Il est deux heures du matin. Un silence de plomb règne dans la zone industrielle de Tarajal, située à Ceuta. L'obscurité n’est percée que par les gyrophares des voitures de police postées à proximité, tandis que les vagues se brisent sur le rivage, comme un écho à la mémoire de ceux qui ont tenté la traversée sans y parvenir . Non loin de là, des mineurs marocains dorment en attendant un nouveau jour, sans savoir ce qu’il leur réserve.

Au-delà d'une porte métallique ouverte se profile un lieu qui, vu de l’extérieur, ressemble à un garage automobile. À l'intérieur, des récits, des tragédies et des souffrances emportés de l’autre côté de la frontière par ces adolescents dont les rêves semblent plus grands que leur âge.

Ici se rassemblent des centaines de migrants, dont de nombreux mineurs livrés à eux-mêmes . Certains dorment sur des matelas, d’autres s’allongent à même le sol, et seules quelques couvertures qu’ils se partagent à tour de rôle les protègent du froid de la nuit ou de la chaleur du jour.

"La recherche d’un avenir meilleur"

Les chiffres révèlent l’ampleur de la crise. Alors que le gouvernement espagnol fait état d’environ 2 500 mineurs toujours dans les rues de Ceuta après la vague d’arrivées massives des 30 et 31 juillet , les associations locales estiment à près de 4 000 le nombre de mineurs dans l'enclave. Quant à l’organisation "Save the Children", elle estime que seuls environ 1 500 d’entre eux se trouvent actuellement pris en charge par le système de protection.

Reda, 17 ans, dit être venu à Ceuta en quête d’un avenir plus florissant. L'adolescent aurait dû passer son baccalauréat cette année et venait d’obtenir un diplôme de français. Il devait également passer des sélections de football.

Données fournies ▸
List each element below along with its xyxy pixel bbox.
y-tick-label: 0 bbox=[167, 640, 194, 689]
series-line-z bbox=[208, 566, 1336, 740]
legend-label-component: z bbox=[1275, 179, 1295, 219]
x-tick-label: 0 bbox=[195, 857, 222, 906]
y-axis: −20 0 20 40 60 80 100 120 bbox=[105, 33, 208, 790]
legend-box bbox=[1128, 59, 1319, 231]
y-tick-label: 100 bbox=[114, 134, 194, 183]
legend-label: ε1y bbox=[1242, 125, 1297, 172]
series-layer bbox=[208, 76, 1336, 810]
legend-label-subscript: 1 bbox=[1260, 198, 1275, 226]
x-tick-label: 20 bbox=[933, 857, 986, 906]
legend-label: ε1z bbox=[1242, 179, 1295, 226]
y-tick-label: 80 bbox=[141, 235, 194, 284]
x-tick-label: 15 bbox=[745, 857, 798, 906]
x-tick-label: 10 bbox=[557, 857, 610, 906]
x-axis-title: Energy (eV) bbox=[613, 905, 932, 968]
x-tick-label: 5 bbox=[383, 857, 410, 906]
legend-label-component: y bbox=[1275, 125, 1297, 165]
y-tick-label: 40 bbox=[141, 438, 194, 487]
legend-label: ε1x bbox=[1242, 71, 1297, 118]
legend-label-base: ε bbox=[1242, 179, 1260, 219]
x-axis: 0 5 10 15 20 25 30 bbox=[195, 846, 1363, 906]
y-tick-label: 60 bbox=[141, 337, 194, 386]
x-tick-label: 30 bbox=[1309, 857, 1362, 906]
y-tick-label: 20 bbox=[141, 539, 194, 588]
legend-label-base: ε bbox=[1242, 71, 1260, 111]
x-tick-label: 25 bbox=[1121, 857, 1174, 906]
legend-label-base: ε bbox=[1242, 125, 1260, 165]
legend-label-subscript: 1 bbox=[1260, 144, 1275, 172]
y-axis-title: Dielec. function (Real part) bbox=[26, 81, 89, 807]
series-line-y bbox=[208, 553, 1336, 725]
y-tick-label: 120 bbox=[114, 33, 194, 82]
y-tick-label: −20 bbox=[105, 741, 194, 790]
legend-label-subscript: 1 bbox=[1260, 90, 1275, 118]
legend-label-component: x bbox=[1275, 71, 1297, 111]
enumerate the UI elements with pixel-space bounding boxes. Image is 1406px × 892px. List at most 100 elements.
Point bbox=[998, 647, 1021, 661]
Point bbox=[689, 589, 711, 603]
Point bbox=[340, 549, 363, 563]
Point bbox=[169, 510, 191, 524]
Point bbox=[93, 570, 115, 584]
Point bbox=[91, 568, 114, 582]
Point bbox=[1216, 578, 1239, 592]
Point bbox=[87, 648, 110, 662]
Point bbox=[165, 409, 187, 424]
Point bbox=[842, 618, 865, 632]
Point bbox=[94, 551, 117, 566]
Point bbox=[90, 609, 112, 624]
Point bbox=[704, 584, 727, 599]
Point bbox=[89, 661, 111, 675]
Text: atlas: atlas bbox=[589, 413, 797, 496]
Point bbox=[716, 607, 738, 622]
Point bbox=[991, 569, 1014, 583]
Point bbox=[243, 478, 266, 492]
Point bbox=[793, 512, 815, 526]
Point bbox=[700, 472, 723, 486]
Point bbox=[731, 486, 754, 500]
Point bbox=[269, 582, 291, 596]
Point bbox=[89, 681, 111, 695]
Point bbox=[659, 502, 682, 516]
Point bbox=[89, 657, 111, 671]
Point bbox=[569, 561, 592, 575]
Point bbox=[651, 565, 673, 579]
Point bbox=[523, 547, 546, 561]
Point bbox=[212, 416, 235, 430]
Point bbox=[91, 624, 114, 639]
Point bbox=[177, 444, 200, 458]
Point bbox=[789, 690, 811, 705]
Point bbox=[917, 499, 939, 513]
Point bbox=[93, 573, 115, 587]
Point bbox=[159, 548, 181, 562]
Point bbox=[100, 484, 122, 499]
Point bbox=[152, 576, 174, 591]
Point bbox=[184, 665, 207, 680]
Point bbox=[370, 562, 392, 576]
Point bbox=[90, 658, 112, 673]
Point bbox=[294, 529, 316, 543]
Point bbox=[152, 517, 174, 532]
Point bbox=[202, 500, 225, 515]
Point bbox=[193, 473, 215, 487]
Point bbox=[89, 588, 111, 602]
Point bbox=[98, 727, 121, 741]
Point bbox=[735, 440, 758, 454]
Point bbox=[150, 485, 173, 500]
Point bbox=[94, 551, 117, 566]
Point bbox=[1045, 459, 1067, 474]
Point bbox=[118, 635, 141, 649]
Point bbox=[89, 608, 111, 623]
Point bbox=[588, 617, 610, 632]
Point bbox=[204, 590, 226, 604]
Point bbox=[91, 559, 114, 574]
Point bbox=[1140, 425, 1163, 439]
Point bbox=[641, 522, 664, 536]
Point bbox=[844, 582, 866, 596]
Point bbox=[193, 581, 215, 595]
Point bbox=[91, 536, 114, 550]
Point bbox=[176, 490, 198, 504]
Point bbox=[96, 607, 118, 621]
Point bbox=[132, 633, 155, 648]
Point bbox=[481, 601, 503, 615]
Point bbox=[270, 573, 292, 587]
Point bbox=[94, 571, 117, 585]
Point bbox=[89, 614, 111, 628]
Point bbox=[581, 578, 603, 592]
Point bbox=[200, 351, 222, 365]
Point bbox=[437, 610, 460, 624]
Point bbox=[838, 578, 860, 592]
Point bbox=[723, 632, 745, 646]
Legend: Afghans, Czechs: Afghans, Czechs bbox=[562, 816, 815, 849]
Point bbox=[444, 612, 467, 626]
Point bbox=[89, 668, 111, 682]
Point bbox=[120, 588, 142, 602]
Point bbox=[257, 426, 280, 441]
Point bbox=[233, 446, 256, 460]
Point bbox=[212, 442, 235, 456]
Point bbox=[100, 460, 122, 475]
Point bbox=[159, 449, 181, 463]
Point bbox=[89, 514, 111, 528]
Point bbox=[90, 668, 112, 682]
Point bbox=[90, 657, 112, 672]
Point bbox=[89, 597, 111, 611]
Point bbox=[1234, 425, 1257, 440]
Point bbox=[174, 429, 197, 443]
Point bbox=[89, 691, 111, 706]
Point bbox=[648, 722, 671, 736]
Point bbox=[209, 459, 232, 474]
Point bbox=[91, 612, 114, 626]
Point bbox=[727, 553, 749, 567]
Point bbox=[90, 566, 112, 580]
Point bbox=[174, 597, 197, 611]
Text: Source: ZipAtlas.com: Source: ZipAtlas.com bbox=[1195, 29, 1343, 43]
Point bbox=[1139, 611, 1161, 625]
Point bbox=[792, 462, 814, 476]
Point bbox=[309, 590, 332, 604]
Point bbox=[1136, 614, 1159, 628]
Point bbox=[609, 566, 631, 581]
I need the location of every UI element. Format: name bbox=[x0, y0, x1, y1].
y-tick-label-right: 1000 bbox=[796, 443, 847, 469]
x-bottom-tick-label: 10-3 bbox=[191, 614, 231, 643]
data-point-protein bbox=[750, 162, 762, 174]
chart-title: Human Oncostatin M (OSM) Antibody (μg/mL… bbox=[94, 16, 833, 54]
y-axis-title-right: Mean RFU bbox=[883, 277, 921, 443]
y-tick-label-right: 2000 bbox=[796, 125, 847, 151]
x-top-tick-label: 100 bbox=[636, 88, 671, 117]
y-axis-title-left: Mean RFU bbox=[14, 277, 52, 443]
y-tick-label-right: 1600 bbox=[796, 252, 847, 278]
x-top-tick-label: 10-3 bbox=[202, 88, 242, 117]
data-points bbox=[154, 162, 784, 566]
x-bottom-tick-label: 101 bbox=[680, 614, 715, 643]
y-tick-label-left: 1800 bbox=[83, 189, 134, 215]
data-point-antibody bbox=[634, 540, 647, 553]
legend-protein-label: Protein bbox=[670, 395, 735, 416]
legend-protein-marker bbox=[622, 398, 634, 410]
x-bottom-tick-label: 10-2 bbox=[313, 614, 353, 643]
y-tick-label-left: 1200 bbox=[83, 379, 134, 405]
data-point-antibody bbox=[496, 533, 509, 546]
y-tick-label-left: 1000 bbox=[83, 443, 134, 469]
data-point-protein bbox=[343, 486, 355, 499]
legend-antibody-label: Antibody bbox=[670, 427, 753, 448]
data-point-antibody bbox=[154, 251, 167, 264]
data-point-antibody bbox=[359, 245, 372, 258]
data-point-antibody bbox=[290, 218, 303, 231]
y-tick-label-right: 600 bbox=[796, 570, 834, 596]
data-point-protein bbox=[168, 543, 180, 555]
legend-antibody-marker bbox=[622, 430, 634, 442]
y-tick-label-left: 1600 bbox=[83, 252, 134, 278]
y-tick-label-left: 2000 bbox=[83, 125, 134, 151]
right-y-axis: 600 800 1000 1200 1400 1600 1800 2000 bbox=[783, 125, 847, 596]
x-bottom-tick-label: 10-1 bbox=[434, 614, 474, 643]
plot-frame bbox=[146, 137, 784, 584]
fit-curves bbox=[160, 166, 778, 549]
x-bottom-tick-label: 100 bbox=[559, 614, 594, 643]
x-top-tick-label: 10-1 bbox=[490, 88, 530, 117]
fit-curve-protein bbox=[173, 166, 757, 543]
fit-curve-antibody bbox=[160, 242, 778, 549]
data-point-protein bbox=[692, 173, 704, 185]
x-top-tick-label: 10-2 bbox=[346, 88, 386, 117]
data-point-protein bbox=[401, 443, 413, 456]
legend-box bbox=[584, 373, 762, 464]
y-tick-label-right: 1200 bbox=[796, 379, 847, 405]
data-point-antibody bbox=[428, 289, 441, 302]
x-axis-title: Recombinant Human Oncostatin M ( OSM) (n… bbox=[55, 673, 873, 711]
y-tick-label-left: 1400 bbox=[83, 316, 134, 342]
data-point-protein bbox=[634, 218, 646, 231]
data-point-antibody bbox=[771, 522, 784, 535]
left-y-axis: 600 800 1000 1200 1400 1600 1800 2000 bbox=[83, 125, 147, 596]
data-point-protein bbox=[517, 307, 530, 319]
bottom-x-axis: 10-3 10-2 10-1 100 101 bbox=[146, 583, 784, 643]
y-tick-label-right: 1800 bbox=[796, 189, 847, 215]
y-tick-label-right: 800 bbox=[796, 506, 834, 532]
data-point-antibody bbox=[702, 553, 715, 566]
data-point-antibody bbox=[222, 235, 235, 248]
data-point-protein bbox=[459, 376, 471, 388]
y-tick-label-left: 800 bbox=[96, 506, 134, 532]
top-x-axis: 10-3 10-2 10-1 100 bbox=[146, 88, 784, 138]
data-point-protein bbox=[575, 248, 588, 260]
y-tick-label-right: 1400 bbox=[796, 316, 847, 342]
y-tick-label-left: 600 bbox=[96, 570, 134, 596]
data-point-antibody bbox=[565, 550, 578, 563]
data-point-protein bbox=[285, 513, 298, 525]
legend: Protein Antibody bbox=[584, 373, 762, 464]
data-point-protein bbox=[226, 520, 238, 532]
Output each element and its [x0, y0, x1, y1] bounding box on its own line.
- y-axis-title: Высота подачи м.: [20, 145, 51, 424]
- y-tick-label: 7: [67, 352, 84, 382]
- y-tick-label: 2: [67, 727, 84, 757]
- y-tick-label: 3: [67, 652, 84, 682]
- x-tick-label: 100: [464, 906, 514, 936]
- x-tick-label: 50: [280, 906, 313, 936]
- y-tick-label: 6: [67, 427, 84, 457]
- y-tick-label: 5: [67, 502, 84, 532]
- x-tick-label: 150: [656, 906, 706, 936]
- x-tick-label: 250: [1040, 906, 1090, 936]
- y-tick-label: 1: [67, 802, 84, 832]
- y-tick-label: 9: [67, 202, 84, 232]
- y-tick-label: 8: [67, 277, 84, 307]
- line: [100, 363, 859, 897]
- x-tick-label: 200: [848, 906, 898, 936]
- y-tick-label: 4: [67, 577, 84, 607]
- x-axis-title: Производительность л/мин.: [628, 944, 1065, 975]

Liste des consignes ▸
[1] Dans le texte sur les mineurs à Ceuta, recopiez le passage qui va de « Les chiffres révèlent » à « sélections de football. » en substituant « jeunes » à « mineurs ».
[2] D'après le texte sur les mineurs à Ceuta, pour quelle raison Reda dit-il être venu dans l'enclave ? Répondez en une à trois phrases.

Liste des réponses ▸
[1]
Les chiffres révèlent l’ampleur de la crise. Alors que le gouvernement espagnol fait état d’environ 2 500 jeunes toujours dans les rues de Ceuta après la vague d’arrivées massives des 30 et 31 juillet , les associations locales estiment à près de 4 000 le nombre de jeunes dans l'enclave. Quant à l’organisation "Save the Children", elle estime que seuls environ 1 500 d’entre eux se trouvent actuellement pris en charge par le système de protection.

Reda, 17 ans, dit être venu à Ceuta en quête d’un avenir plus florissant. L'adolescent aurait dû passer son baccalauréat cette année et venait d’obtenir un diplôme de français. Il devait également passer des sélections de football.

[2] Reda, âgé de 17 ans, dit être venu à Ceuta en quête d'un avenir plus florissant.